TASK GOAL
Only a number is wanted: how many lines of the entries include the string "Elephant"?

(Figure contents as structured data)
__________________________________________________

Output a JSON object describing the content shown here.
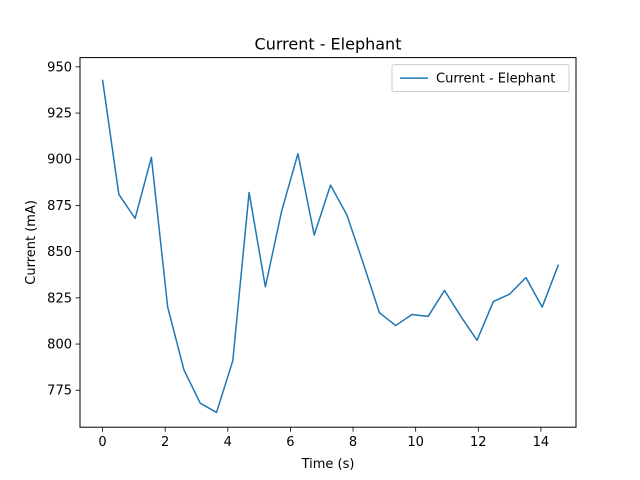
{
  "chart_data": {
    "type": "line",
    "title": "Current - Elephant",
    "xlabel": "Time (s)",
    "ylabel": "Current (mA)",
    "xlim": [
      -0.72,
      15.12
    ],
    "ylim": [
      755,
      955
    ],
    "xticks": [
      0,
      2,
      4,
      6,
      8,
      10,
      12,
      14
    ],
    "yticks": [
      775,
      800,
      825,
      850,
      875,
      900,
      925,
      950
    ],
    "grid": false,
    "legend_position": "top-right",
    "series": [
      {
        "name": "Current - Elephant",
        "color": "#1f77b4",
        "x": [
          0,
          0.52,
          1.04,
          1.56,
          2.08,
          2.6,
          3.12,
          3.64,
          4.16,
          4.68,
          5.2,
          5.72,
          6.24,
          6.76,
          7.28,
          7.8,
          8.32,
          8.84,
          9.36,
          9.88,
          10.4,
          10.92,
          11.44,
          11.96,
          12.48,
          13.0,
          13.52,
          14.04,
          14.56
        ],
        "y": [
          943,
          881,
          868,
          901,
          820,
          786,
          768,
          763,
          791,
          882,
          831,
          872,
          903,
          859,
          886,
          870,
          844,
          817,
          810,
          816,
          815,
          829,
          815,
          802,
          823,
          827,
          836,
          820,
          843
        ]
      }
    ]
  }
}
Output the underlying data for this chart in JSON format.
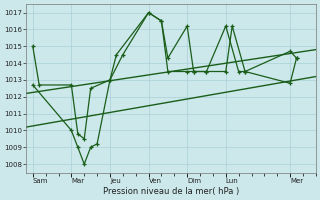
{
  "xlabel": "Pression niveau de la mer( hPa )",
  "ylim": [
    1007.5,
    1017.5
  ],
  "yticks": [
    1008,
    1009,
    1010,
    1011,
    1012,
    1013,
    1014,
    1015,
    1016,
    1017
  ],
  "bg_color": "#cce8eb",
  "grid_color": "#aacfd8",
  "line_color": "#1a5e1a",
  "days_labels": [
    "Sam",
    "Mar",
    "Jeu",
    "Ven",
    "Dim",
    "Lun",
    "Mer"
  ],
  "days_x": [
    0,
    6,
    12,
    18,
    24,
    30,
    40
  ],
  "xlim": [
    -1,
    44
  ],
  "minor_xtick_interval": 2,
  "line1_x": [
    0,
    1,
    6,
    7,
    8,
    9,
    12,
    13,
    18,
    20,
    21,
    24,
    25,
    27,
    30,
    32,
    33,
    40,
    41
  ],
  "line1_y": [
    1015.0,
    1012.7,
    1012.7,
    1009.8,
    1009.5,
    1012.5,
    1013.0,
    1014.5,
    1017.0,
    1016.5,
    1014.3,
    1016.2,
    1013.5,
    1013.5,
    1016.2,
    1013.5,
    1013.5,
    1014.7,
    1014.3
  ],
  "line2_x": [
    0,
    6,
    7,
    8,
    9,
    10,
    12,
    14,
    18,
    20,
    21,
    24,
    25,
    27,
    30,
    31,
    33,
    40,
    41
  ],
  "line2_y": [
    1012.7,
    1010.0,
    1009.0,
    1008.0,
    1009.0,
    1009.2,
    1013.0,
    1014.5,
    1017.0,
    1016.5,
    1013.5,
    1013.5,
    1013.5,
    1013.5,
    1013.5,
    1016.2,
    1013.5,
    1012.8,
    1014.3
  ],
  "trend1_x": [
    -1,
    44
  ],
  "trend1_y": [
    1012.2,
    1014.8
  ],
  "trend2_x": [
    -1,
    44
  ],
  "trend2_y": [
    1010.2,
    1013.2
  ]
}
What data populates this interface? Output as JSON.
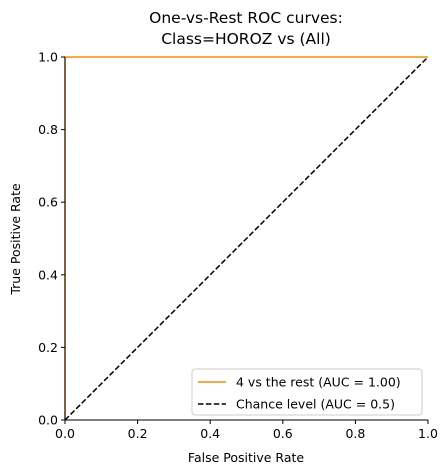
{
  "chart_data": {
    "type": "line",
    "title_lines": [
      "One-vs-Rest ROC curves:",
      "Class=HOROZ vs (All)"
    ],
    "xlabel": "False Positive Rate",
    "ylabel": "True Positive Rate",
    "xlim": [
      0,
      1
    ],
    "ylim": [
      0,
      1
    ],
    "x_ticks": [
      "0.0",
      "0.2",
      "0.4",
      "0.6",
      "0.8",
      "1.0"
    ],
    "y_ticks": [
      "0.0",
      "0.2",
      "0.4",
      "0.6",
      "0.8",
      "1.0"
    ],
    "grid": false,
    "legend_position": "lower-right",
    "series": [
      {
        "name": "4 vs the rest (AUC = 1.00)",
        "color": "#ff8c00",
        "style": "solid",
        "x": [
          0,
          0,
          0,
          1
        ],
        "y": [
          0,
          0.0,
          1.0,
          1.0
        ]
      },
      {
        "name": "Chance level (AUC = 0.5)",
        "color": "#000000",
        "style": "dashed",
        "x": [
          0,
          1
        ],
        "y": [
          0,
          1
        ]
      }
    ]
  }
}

__________________________________________________

ANSWER FOR THE TASK
2